Which lines hold the word "style"? Show each of them.

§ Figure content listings
╔══

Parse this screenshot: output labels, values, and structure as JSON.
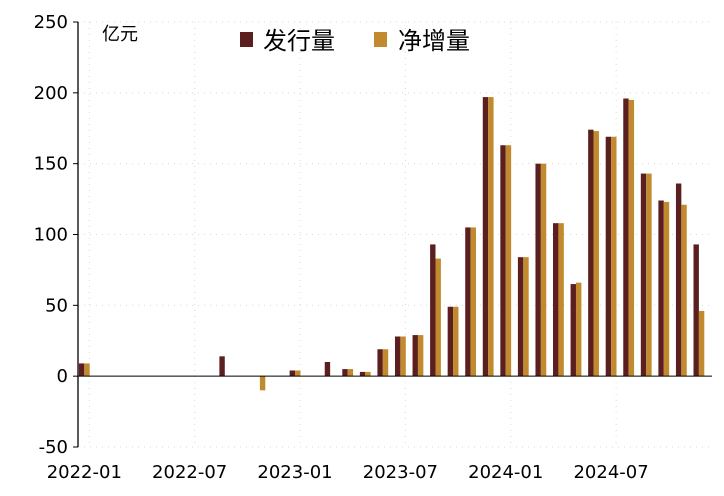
{
  "chart_data": {
    "type": "bar",
    "unit_label": "亿元",
    "categories": [
      "2022-01",
      "2022-02",
      "2022-03",
      "2022-04",
      "2022-05",
      "2022-06",
      "2022-07",
      "2022-08",
      "2022-09",
      "2022-10",
      "2022-11",
      "2022-12",
      "2023-01",
      "2023-02",
      "2023-03",
      "2023-04",
      "2023-05",
      "2023-06",
      "2023-07",
      "2023-08",
      "2023-09",
      "2023-10",
      "2023-11",
      "2023-12",
      "2024-01",
      "2024-02",
      "2024-03",
      "2024-04",
      "2024-05",
      "2024-06",
      "2024-07",
      "2024-08",
      "2024-09",
      "2024-10",
      "2024-11",
      "2024-12"
    ],
    "x_tick_labels": [
      "2022-01",
      "2022-07",
      "2023-01",
      "2023-07",
      "2024-01",
      "2024-07"
    ],
    "series": [
      {
        "name": "发行量",
        "color": "#5C1F1F",
        "values": [
          9,
          0,
          0,
          0,
          0,
          0,
          0,
          0,
          14,
          0,
          0,
          0,
          4,
          0,
          10,
          5,
          3,
          19,
          28,
          29,
          93,
          49,
          105,
          197,
          163,
          84,
          150,
          108,
          65,
          174,
          169,
          196,
          143,
          124,
          136,
          93
        ]
      },
      {
        "name": "净增量",
        "color": "#C18A2E",
        "values": [
          9,
          0,
          0,
          0,
          0,
          0,
          0,
          0,
          0,
          0,
          -10,
          0,
          4,
          0,
          0,
          5,
          3,
          19,
          28,
          29,
          83,
          49,
          105,
          197,
          163,
          84,
          150,
          108,
          66,
          173,
          169,
          195,
          143,
          123,
          121,
          46
        ]
      }
    ],
    "ylim": [
      -50,
      250
    ],
    "yticks": [
      -50,
      0,
      50,
      100,
      150,
      200,
      250
    ],
    "legend_position": "top-center",
    "grid": "light dashed"
  }
}
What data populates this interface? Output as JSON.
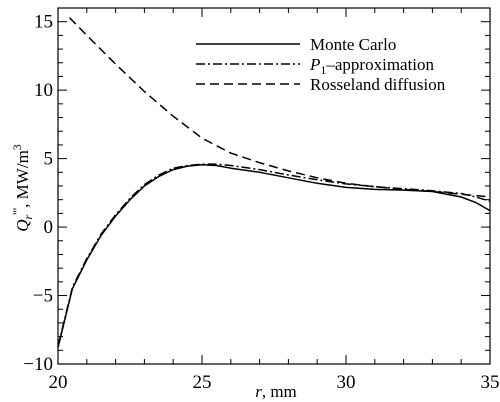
{
  "chart_data": {
    "type": "line",
    "xlabel": "r, mm",
    "ylabel": "Q_r''', MW/m^3",
    "xlim": [
      20,
      35
    ],
    "ylim": [
      -10,
      16
    ],
    "xticks": [
      20,
      25,
      30,
      35
    ],
    "yticks": [
      -10,
      -5,
      0,
      5,
      10,
      15
    ],
    "xtick_labels": [
      "20",
      "25",
      "30",
      "35"
    ],
    "ytick_labels": [
      "−10",
      "−5",
      "0",
      "5",
      "10",
      "15"
    ],
    "grid": false,
    "legend_position": "top-right",
    "series": [
      {
        "name": "Monte Carlo",
        "style": "solid",
        "x": [
          20,
          20.5,
          21,
          21.5,
          22,
          22.5,
          23,
          23.5,
          24,
          24.5,
          25,
          25.5,
          26,
          27,
          28,
          29,
          30,
          31,
          32,
          33,
          34,
          34.5,
          35
        ],
        "y": [
          -8.8,
          -4.5,
          -2.4,
          -0.6,
          0.8,
          2.0,
          3.0,
          3.7,
          4.2,
          4.45,
          4.55,
          4.5,
          4.3,
          4.0,
          3.6,
          3.2,
          2.9,
          2.75,
          2.7,
          2.6,
          2.2,
          1.8,
          1.2
        ]
      },
      {
        "name": "P₁–approximation",
        "style": "dashdot",
        "x": [
          20,
          20.5,
          21,
          21.5,
          22,
          22.5,
          23,
          23.5,
          24,
          24.5,
          25,
          25.5,
          26,
          27,
          28,
          29,
          30,
          31,
          32,
          33,
          34,
          34.5,
          35
        ],
        "y": [
          -8.7,
          -4.4,
          -2.3,
          -0.5,
          0.9,
          2.1,
          3.1,
          3.8,
          4.3,
          4.5,
          4.6,
          4.6,
          4.5,
          4.2,
          3.8,
          3.45,
          3.15,
          2.95,
          2.8,
          2.65,
          2.45,
          2.2,
          1.9
        ]
      },
      {
        "name": "Rosseland diffusion",
        "style": "dashed",
        "x": [
          20.4,
          21,
          22,
          23,
          24,
          25,
          26,
          27,
          28,
          29,
          30,
          31,
          32,
          33,
          34,
          35
        ],
        "y": [
          15.3,
          14.0,
          11.9,
          9.9,
          8.1,
          6.5,
          5.4,
          4.7,
          4.1,
          3.6,
          3.2,
          2.95,
          2.75,
          2.6,
          2.4,
          2.2
        ]
      }
    ]
  }
}
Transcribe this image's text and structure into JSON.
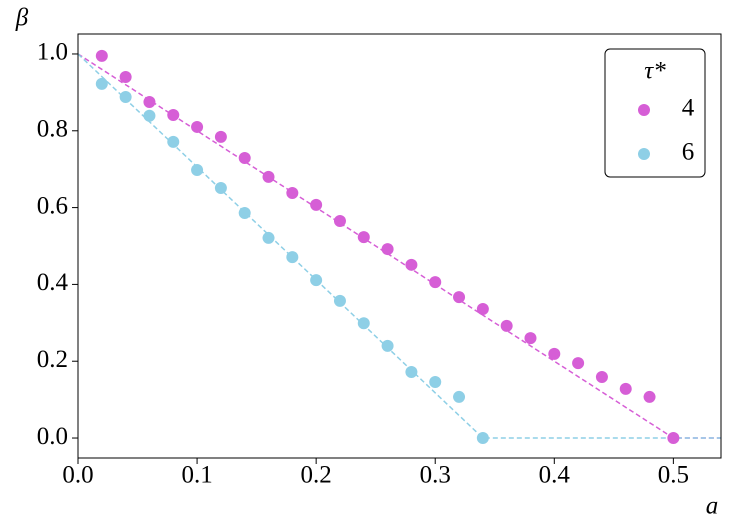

╚══

§ Task response
        "style": "solid",
        "style": "dashdot",
        "style": "dashed",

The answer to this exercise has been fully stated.